▶ [WHAT YOU HAVE TO DO] Look through the material below for "desc". Copy every line that contains it.

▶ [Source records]
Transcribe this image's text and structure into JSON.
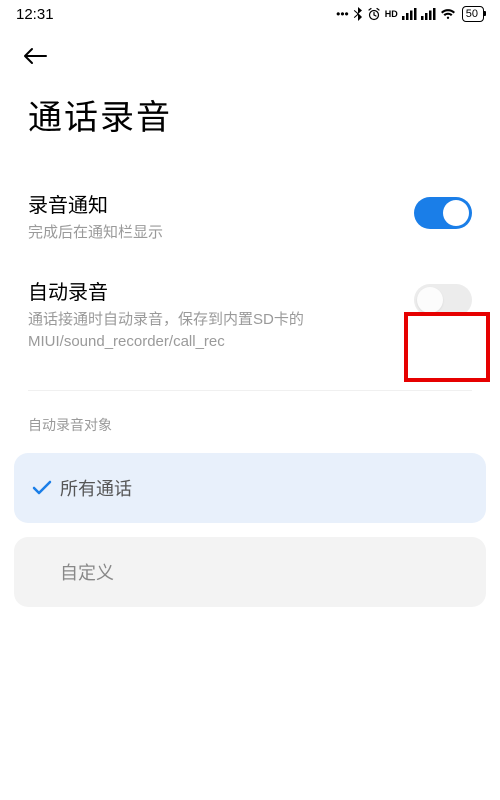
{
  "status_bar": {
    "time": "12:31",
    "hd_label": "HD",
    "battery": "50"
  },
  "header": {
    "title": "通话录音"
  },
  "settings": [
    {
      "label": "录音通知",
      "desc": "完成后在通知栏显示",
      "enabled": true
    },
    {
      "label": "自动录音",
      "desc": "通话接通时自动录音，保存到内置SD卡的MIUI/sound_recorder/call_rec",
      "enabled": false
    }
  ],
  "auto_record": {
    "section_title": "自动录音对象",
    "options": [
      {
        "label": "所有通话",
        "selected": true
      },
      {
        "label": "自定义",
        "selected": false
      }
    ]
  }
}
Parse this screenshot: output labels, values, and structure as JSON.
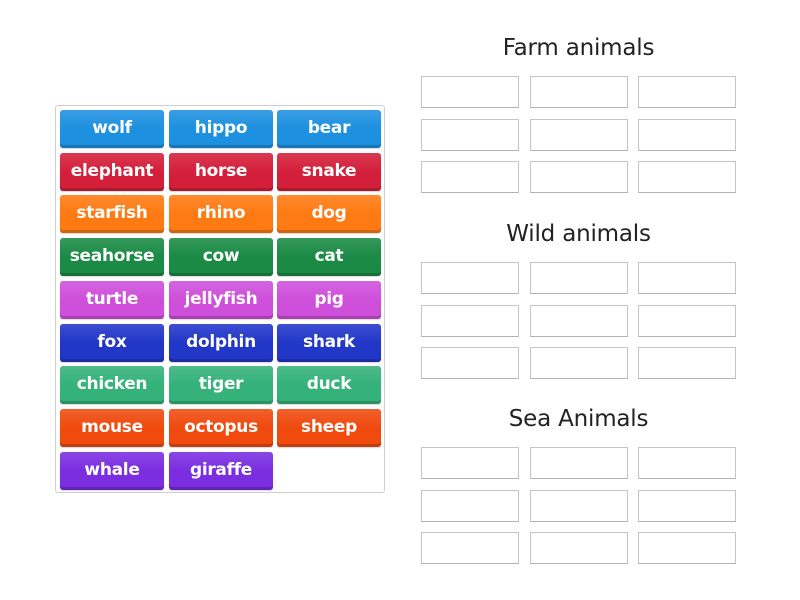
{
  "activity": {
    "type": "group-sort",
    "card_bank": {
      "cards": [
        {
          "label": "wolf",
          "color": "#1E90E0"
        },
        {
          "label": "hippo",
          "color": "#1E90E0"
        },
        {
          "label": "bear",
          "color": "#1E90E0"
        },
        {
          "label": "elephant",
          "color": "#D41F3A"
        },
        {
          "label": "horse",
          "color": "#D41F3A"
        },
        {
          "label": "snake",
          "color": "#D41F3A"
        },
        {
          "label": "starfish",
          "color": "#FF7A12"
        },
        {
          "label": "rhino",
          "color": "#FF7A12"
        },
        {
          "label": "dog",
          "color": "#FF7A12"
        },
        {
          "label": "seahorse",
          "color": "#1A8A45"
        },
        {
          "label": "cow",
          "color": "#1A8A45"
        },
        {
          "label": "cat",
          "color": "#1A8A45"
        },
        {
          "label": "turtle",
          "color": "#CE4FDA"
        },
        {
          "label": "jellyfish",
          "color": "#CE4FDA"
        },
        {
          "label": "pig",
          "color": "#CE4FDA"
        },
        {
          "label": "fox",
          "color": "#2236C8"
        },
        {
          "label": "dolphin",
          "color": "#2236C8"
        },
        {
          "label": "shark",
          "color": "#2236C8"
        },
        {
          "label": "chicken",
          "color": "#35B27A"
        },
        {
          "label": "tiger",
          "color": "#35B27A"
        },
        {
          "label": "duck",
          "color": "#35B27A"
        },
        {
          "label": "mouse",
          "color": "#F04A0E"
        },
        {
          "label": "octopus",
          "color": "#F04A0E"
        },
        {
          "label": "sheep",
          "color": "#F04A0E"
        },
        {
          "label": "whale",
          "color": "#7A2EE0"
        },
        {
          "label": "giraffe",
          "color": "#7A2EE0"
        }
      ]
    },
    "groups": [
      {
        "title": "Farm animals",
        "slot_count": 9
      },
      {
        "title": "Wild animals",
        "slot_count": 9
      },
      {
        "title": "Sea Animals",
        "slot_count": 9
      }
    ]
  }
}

---

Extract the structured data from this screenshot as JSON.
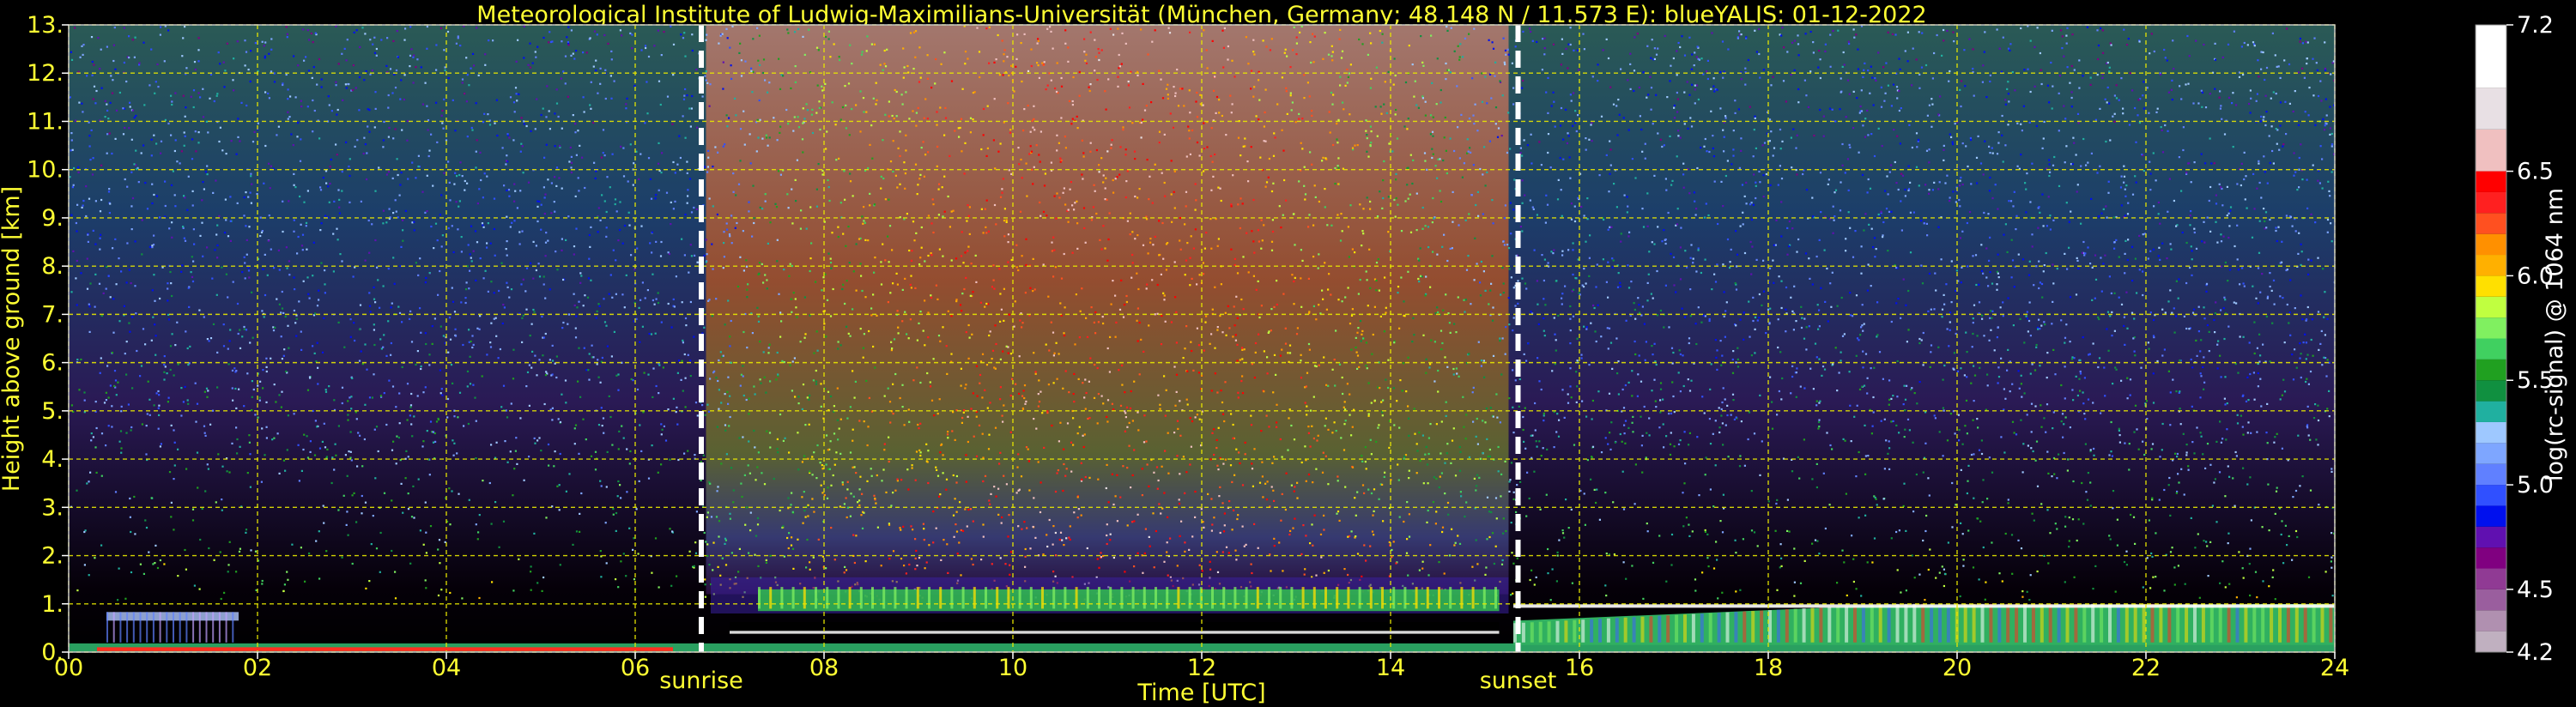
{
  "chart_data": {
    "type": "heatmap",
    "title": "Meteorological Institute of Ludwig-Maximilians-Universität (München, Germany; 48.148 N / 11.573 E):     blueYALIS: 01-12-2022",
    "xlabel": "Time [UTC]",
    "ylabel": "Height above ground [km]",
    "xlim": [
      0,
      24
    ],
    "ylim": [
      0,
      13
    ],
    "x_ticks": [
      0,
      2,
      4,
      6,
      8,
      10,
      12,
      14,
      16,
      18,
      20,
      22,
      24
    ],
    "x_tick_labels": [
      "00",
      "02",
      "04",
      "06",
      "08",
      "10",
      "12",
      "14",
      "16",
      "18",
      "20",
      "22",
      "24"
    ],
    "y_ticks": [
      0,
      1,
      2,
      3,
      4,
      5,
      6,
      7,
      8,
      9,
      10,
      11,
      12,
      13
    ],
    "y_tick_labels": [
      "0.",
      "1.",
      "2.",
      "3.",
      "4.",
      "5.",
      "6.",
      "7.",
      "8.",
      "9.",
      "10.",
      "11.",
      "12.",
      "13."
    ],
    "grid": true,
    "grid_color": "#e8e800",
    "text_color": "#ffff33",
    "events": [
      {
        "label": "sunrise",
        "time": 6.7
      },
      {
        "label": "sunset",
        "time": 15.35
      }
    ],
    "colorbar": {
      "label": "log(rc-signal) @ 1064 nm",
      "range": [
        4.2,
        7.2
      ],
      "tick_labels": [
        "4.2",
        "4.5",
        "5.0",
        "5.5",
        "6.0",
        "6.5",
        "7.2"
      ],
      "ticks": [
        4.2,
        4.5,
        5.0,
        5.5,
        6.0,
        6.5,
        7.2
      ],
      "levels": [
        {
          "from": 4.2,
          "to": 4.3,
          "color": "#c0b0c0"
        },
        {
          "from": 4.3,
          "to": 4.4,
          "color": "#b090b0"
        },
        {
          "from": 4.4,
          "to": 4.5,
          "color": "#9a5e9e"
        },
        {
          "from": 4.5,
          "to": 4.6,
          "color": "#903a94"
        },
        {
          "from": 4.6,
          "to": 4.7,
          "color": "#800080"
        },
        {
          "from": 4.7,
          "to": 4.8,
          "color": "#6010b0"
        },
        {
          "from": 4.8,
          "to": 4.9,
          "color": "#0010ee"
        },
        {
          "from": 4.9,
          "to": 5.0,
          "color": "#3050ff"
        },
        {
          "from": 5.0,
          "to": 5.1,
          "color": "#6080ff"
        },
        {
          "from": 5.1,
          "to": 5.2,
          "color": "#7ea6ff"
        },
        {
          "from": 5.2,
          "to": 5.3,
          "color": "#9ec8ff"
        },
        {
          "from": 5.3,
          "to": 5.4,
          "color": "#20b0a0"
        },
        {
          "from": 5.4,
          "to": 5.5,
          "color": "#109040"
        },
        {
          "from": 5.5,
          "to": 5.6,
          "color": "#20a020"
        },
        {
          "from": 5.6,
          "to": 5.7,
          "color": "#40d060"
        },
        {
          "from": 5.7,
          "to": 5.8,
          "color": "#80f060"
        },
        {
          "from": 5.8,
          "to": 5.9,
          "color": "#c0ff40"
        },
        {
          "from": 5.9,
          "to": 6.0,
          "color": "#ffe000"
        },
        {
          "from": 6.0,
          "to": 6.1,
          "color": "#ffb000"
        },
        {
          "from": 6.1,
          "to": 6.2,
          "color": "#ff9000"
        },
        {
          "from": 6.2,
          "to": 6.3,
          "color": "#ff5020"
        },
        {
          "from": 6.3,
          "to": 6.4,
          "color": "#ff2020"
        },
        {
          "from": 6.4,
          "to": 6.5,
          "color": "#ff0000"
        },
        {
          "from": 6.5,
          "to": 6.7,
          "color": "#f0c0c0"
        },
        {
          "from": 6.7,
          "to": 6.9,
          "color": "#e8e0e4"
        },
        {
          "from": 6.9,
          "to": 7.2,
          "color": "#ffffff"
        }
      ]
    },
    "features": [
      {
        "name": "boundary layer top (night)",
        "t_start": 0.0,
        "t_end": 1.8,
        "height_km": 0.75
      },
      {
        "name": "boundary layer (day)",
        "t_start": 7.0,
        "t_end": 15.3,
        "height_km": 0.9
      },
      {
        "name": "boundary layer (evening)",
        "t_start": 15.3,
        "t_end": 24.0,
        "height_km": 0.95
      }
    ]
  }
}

▶ [REPLY TO THE EXERCISE]
      "desc": "完成后在通知栏显示",
      "desc": "通话接通时自动录音，保存到内置SD卡的MIUI/sound_recorder/call_rec",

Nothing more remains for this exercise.